• **Stated goal A**: Reproduce the passage on longitudinal data formats starting with "Each time-varying variable is" and going on through "unambiguous.", substituting "wide layout" for "wide format".
• **Stated goal B**: According to the passage on longitudinal data formats, which argument determines whether a conversion goes from long to wide or from wide to long?

• **Article**:
---
A longitudinal study is characterized by repeated measurements of
the same variable(s), e.g., height and weight, on each unit being
studied (e.g., individual persons) at different time points (which
are assumed to be the same for all units). These variables are
called time-varying variables. The study may include other
variables that are measured only once for each unit and do not
vary with time (e.g., gender and race); these are called
time-constant variables.
A 'wide' format representation of a longitudinal dataset will have
one record (row) for each unit, typically with some time-constant
variables that occupy single columns, and some time-varying
variables that occupy multiple columns (one column for each time
point). A 'long' format representation of the same dataset will
have multiple records (rows) for each individual, with the
time-constant variables being constant across these records and
the time-varying variables varying across the records. The 'long'
format dataset will have two additional variables: a 'time'
variable identifying which time point each record comes from, and
an 'id' variable showing which records refer to the same unit.
The type of conversion (long to wide or wide to long) is
determined by the 'direction' argument, which is mandatory unless
the 'data' argument is the result of a previous call to 'reshape'.
In that case, the operation can be reversed simply using
'reshape(data)' (the other arguments are stored as attributes on
the data frame).
Conversion from long to wide format with 'direction = "wide"' is
the simpler operation, and is mainly useful in the context of
multivariate analysis where data is often expected as a
wide-format matrix. In this case, the time variable 'timevar' and
id variable 'idvar' must be specified. All other variables are
assumed to be time-varying, unless the time-varying variables are
explicitly specified via the 'v.names' argument. A warning is
issued if time-constant variables are not actually constant.
Each time-varying variable is expanded into multiple variables in
the wide format. The names of these expanded variables are
generated automatically, unless they are specified as the
'varying' argument in the form of a list (or matrix) with one
component (or row) for each time-varying variable. If 'varying' is
a vector of names, it is implicitly converted into a matrix, with
one row for each time-varying variable. Use this option with care
if there are multiple time-varying variables, as the ordering (by
column, the default in the 'matrix' constructor) may be
unintuitive, whereas the explicit list or matrix form is
unambiguous.
---
• **Raw data**:
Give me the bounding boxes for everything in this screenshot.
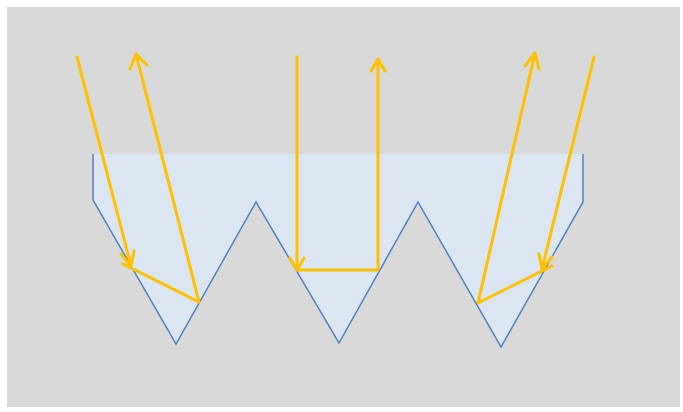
---
• **Response A**:
Each time-varying variable is expanded into multiple variables in
the wide layout. The names of these expanded variables are
generated automatically, unless they are specified as the
'varying' argument in the form of a list (or matrix) with one
component (or row) for each time-varying variable. If 'varying' is
a vector of names, it is implicitly converted into a matrix, with
one row for each time-varying variable. Use this option with care
if there are multiple time-varying variables, as the ordering (by
column, the default in the 'matrix' constructor) may be
unintuitive, whereas the explicit list or matrix form is
unambiguous.

• **Response B**: The 'direction' argument.